• GIVEN DATA

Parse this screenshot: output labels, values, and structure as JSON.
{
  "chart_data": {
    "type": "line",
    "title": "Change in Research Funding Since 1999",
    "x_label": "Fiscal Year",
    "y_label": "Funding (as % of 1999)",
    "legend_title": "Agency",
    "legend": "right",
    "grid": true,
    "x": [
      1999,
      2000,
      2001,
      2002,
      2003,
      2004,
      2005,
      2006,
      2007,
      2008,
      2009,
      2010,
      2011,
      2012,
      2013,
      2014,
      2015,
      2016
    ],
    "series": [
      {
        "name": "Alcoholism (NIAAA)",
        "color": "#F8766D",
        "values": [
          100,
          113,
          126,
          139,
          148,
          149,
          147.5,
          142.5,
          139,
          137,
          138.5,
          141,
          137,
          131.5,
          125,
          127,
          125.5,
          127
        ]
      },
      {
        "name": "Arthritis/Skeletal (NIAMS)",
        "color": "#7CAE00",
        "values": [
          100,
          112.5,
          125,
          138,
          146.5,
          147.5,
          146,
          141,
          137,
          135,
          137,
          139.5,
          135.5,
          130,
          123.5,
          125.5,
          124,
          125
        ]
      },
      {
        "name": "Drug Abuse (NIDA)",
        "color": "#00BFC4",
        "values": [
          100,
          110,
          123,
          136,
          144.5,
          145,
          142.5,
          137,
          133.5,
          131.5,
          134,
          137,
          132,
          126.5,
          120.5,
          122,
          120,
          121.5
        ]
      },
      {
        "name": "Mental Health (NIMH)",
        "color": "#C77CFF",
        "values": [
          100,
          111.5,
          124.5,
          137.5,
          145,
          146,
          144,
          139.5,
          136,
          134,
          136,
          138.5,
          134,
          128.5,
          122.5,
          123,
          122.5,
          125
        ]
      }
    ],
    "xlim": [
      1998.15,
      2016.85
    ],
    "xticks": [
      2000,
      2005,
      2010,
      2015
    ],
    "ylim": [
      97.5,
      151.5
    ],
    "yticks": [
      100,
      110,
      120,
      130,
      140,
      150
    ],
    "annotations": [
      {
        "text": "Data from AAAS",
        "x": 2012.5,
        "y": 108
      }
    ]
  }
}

• REQUIRED TASK
Select all lines with the word "color" from the entries above.

• EXERCISE RESPONSE
        "color": "#F8766D",
        "color": "#7CAE00",
        "color": "#00BFC4",
        "color": "#C77CFF",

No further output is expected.